• [Given records]:
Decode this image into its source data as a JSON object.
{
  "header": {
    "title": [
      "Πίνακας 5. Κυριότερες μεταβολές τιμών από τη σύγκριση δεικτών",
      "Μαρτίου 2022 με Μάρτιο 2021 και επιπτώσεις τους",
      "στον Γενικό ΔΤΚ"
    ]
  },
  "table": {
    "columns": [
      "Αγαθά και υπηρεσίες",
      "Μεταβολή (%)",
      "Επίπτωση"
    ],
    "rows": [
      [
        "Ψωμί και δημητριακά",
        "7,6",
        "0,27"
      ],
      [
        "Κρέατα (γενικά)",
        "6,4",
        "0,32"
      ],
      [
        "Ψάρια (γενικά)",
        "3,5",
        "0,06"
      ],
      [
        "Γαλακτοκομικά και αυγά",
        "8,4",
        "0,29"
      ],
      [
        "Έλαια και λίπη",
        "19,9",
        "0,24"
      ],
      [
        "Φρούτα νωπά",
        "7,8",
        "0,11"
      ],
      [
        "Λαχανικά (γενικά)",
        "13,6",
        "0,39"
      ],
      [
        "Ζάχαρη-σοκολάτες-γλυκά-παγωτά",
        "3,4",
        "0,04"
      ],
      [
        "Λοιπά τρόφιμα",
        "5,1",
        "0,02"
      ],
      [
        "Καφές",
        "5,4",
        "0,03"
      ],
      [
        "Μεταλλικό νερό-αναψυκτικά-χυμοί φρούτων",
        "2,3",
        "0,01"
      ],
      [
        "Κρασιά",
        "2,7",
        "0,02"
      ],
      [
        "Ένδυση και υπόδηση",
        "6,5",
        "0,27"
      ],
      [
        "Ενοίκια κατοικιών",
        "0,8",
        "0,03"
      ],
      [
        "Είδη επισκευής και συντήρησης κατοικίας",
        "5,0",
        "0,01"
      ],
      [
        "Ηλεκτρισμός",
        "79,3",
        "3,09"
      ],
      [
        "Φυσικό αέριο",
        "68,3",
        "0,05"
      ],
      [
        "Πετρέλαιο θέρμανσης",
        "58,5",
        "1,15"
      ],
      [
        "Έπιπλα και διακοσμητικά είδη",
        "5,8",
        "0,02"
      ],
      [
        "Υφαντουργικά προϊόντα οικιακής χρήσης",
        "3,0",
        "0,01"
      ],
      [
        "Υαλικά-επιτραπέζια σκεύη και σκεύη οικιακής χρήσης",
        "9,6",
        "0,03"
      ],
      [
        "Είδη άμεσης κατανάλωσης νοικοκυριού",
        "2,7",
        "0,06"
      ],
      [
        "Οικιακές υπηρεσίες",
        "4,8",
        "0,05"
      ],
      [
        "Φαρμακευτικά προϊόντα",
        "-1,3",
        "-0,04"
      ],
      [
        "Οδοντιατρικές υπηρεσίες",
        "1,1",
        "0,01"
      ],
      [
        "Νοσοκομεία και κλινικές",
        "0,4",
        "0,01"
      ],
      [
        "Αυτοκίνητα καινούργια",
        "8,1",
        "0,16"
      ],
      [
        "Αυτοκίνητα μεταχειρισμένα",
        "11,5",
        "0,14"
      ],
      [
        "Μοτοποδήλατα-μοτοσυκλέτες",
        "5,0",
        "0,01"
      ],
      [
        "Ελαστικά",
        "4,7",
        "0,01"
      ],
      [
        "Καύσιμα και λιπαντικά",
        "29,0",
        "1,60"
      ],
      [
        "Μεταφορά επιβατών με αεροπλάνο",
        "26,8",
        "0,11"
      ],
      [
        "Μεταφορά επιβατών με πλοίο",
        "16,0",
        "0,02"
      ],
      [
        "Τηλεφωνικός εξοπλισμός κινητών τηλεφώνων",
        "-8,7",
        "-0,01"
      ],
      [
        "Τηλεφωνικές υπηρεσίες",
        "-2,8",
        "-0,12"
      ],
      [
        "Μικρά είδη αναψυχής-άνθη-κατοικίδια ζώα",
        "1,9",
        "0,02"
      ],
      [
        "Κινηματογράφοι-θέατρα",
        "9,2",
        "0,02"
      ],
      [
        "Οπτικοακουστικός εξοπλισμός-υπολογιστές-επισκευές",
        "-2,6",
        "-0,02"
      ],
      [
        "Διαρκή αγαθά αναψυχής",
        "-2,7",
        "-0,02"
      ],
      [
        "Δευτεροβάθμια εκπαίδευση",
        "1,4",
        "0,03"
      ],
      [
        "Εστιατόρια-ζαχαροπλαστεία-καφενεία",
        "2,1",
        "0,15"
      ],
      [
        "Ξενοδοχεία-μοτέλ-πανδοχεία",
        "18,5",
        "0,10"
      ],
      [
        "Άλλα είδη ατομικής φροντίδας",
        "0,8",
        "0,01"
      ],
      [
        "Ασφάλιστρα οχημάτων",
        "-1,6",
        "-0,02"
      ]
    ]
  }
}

• [Requirement]: Say how many lines above hold the word "εξοπλισμός", giving only the count.

• [Answer to this exercise]: 2